Goal.
Pick every line from the data that holds the word "并应符合下列规定".
------ Excerpted records
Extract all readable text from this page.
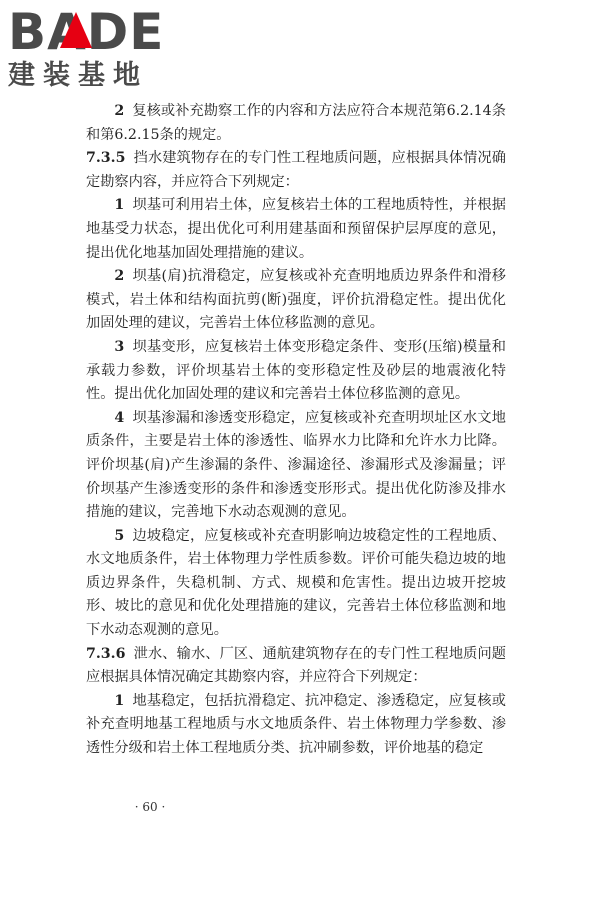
BADE
建装基地

2 复核或补充勘察工作的内容和方法应符合本规范第6.2.14条和第6.2.15条的规定。

7.3.5 挡水建筑物存在的专门性工程地质问题，应根据具体情况确定勘察内容，并应符合下列规定：

1 坝基可利用岩土体，应复核岩土体的工程地质特性，并根据地基受力状态，提出优化可利用建基面和预留保护层厚度的意见，提出优化地基加固处理措施的建议。

2 坝基(肩)抗滑稳定，应复核或补充查明地质边界条件和滑移模式，岩土体和结构面抗剪(断)强度，评价抗滑稳定性。提出优化加固处理的建议，完善岩土体位移监测的意见。

3 坝基变形，应复核岩土体变形稳定条件、变形(压缩)模量和承载力参数，评价坝基岩土体的变形稳定性及砂层的地震液化特性。提出优化加固处理的建议和完善岩土体位移监测的意见。

4 坝基渗漏和渗透变形稳定，应复核或补充查明坝址区水文地质条件，主要是岩土体的渗透性、临界水力比降和允许水力比降。评价坝基(肩)产生渗漏的条件、渗漏途径、渗漏形式及渗漏量；评价坝基产生渗透变形的条件和渗透变形形式。提出优化防渗及排水措施的建议，完善地下水动态观测的意见。

5 边坡稳定，应复核或补充查明影响边坡稳定性的工程地质、水文地质条件，岩土体物理力学性质参数。评价可能失稳边坡的地质边界条件，失稳机制、方式、规模和危害性。提出边坡开挖坡形、坡比的意见和优化处理措施的建议，完善岩土体位移监测和地下水动态观测的意见。

7.3.6 泄水、输水、厂区、通航建筑物存在的专门性工程地质问题应根据具体情况确定其勘察内容，并应符合下列规定：

1 地基稳定，包括抗滑稳定、抗冲稳定、渗透稳定，应复核或补充查明地基工程地质与水文地质条件、岩土体物理力学参数、渗透性分级和岩土体工程地质分类、抗冲刷参数，评价地基的稳定

· 60 ·
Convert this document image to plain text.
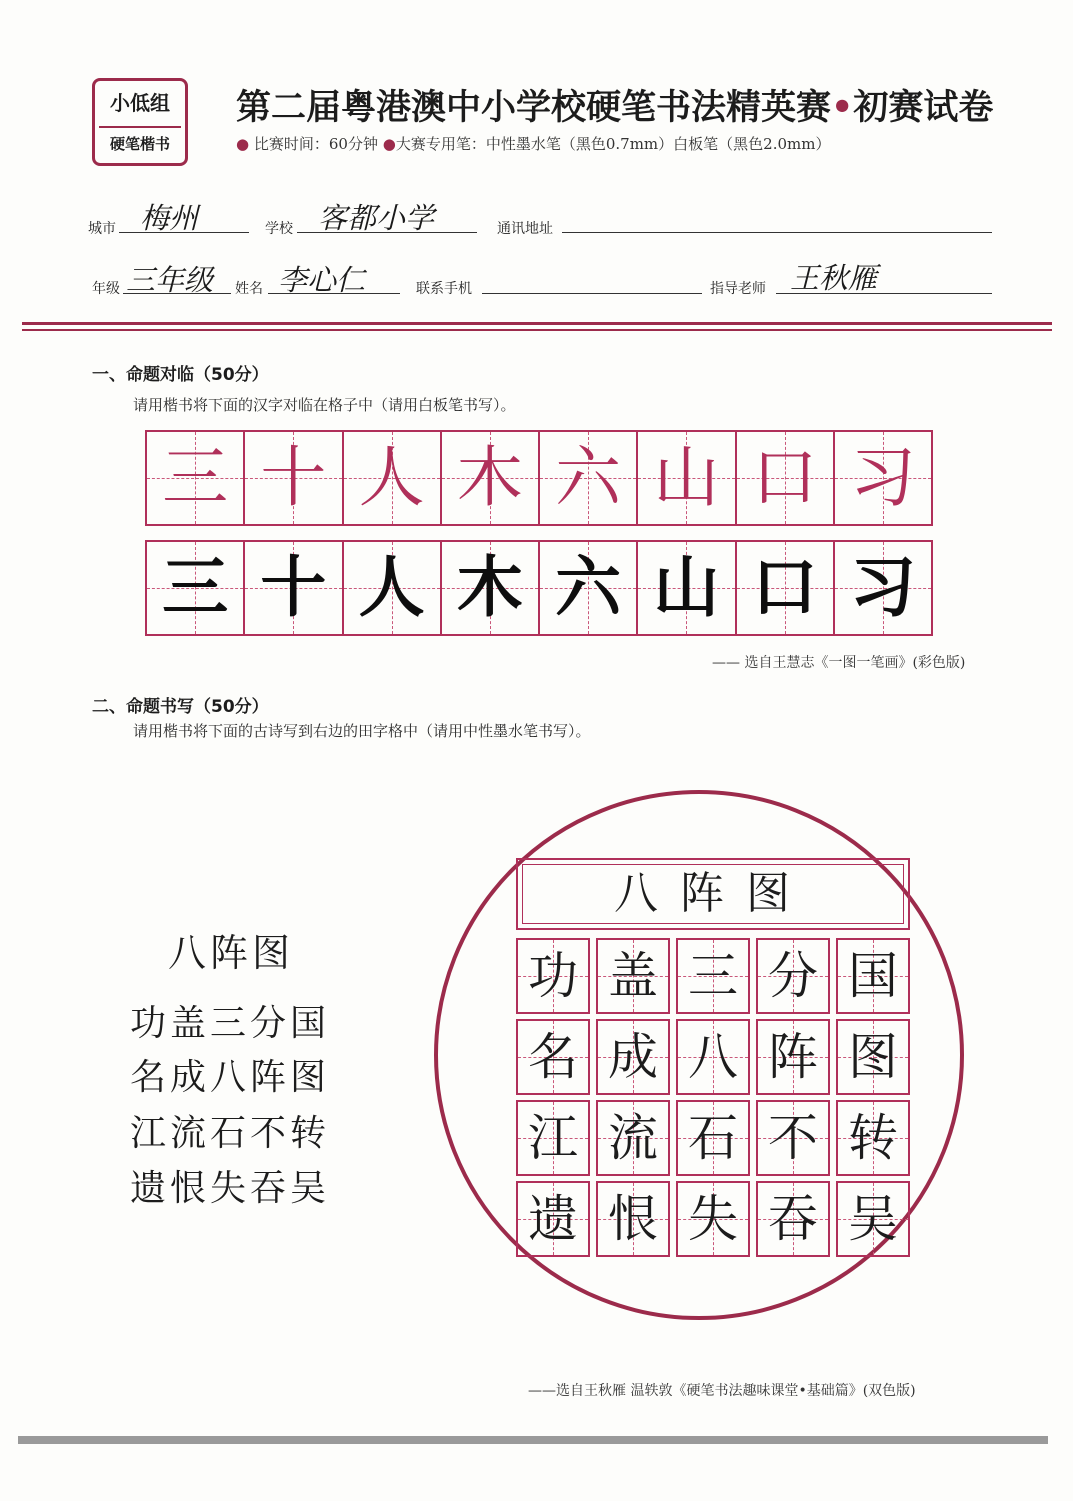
小低组
硬笔楷书
第二届粤港澳中小学校硬笔书法精英赛•初赛试卷
● 比赛时间：60分钟 ●大赛专用笔：中性墨水笔（黑色0.7mm）白板笔（黑色2.0mm）
城市 梅州	学校 客都小学	通讯地址
年级 三年级 姓名 李心仁	联系手机	指导老师 王秋雁
一、命题对临（50分）
请用楷书将下面的汉字对临在格子中（请用白板笔书写）。
三 十 人 木 六 山 口 习
三 十 人 木 六 山 口 习
—— 选自王慧志《一图一笔画》(彩色版)
二、命题书写（50分）
请用楷书将下面的古诗写到右边的田字格中（请用中性墨水笔书写）。
八阵图
功盖三分国
名成八阵图
江流石不转
遗恨失吞吴
八阵图
功 盖 三 分 国
名 成 八 阵 图
江 流 石 不 转
遗 恨 失 吞 吴
——选自王秋雁 温轶敦《硬笔书法趣味课堂•基础篇》(双色版)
------------
Response.
7.3.5 挡水建筑物存在的专门性工程地质问题，应根据具体情况确定勘察内容，并应符合下列规定：
7.3.6 泄水、输水、厂区、通航建筑物存在的专门性工程地质问题应根据具体情况确定其勘察内容，并应符合下列规定：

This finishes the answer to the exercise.